The entries below should be quoted exactly, with no pictures carried over.

--- BEGIN Supplied data ---

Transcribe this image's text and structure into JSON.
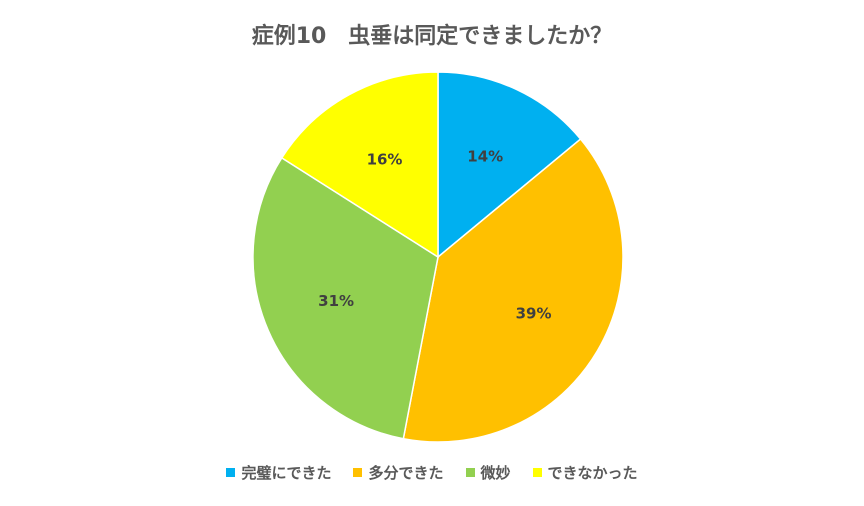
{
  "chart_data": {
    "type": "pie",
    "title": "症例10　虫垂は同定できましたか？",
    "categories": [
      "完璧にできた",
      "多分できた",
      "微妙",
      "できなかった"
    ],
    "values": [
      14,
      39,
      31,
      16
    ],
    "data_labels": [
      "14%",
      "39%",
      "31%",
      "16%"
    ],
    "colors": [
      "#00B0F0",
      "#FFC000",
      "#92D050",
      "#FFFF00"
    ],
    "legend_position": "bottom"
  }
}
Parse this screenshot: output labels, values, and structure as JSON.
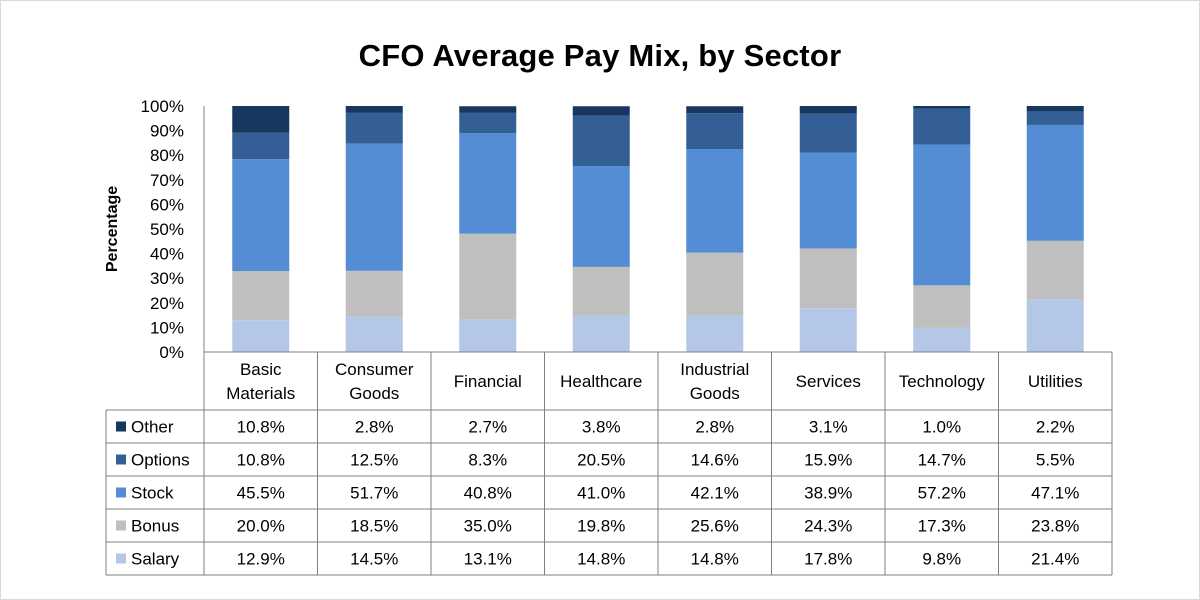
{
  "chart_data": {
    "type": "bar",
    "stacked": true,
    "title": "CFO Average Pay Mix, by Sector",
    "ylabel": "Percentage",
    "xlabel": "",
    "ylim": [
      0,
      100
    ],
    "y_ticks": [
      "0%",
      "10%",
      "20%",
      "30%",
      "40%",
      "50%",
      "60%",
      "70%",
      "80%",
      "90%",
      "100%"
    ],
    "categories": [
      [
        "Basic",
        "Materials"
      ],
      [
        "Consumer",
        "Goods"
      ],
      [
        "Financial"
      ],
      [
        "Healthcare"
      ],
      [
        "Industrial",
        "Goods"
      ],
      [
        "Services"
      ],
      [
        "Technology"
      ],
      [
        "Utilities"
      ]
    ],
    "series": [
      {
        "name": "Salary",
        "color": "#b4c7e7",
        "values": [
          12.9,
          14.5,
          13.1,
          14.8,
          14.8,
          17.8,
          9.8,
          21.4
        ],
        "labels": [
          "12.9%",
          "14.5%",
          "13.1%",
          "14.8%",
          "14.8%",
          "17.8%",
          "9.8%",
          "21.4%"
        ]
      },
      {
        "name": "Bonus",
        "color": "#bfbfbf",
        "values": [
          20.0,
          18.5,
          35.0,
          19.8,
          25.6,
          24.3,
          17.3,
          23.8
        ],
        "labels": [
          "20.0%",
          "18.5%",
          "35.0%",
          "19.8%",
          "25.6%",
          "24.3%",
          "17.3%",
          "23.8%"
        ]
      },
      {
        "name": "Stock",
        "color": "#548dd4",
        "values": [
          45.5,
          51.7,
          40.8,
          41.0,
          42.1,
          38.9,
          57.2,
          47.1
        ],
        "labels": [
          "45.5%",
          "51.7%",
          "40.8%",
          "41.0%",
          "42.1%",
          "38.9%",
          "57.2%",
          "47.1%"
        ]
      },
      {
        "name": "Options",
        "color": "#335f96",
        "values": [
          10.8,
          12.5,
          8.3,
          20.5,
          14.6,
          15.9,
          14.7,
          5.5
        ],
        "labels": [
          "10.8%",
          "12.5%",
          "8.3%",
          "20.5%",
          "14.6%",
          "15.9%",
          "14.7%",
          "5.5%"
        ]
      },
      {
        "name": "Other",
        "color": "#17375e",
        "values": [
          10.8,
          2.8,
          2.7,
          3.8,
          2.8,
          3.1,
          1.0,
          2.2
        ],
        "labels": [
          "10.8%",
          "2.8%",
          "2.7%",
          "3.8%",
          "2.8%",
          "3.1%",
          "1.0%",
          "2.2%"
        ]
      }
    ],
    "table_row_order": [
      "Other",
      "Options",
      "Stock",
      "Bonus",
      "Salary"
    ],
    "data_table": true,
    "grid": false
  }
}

--- END Supplied data ---

## Result of the exercise
Transcribe this image's text and structure into JSON.
{
  "chart_data": {
    "type": "pie",
    "title": "症例10　虫垂は同定できましたか？",
    "categories": [
      "完璧にできた",
      "多分できた",
      "微妙",
      "できなかった"
    ],
    "values": [
      14,
      39,
      31,
      16
    ],
    "data_labels": [
      "14%",
      "39%",
      "31%",
      "16%"
    ],
    "colors": [
      "#00B0F0",
      "#FFC000",
      "#92D050",
      "#FFFF00"
    ],
    "legend_position": "bottom"
  }
}
Parse this screenshot: output labels, values, and structure as JSON.
{
  "chart_data": {
    "type": "bar",
    "stacked": true,
    "title": "CFO Average Pay Mix, by Sector",
    "ylabel": "Percentage",
    "xlabel": "",
    "ylim": [
      0,
      100
    ],
    "y_ticks": [
      "0%",
      "10%",
      "20%",
      "30%",
      "40%",
      "50%",
      "60%",
      "70%",
      "80%",
      "90%",
      "100%"
    ],
    "categories": [
      [
        "Basic",
        "Materials"
      ],
      [
        "Consumer",
        "Goods"
      ],
      [
        "Financial"
      ],
      [
        "Healthcare"
      ],
      [
        "Industrial",
        "Goods"
      ],
      [
        "Services"
      ],
      [
        "Technology"
      ],
      [
        "Utilities"
      ]
    ],
    "series": [
      {
        "name": "Salary",
        "color": "#b4c7e7",
        "values": [
          12.9,
          14.5,
          13.1,
          14.8,
          14.8,
          17.8,
          9.8,
          21.4
        ],
        "labels": [
          "12.9%",
          "14.5%",
          "13.1%",
          "14.8%",
          "14.8%",
          "17.8%",
          "9.8%",
          "21.4%"
        ]
      },
      {
        "name": "Bonus",
        "color": "#bfbfbf",
        "values": [
          20.0,
          18.5,
          35.0,
          19.8,
          25.6,
          24.3,
          17.3,
          23.8
        ],
        "labels": [
          "20.0%",
          "18.5%",
          "35.0%",
          "19.8%",
          "25.6%",
          "24.3%",
          "17.3%",
          "23.8%"
        ]
      },
      {
        "name": "Stock",
        "color": "#548dd4",
        "values": [
          45.5,
          51.7,
          40.8,
          41.0,
          42.1,
          38.9,
          57.2,
          47.1
        ],
        "labels": [
          "45.5%",
          "51.7%",
          "40.8%",
          "41.0%",
          "42.1%",
          "38.9%",
          "57.2%",
          "47.1%"
        ]
      },
      {
        "name": "Options",
        "color": "#335f96",
        "values": [
          10.8,
          12.5,
          8.3,
          20.5,
          14.6,
          15.9,
          14.7,
          5.5
        ],
        "labels": [
          "10.8%",
          "12.5%",
          "8.3%",
          "20.5%",
          "14.6%",
          "15.9%",
          "14.7%",
          "5.5%"
        ]
      },
      {
        "name": "Other",
        "color": "#17375e",
        "values": [
          10.8,
          2.8,
          2.7,
          3.8,
          2.8,
          3.1,
          1.0,
          2.2
        ],
        "labels": [
          "10.8%",
          "2.8%",
          "2.7%",
          "3.8%",
          "2.8%",
          "3.1%",
          "1.0%",
          "2.2%"
        ]
      }
    ],
    "table_row_order": [
      "Other",
      "Options",
      "Stock",
      "Bonus",
      "Salary"
    ],
    "data_table": true,
    "grid": false
  }
}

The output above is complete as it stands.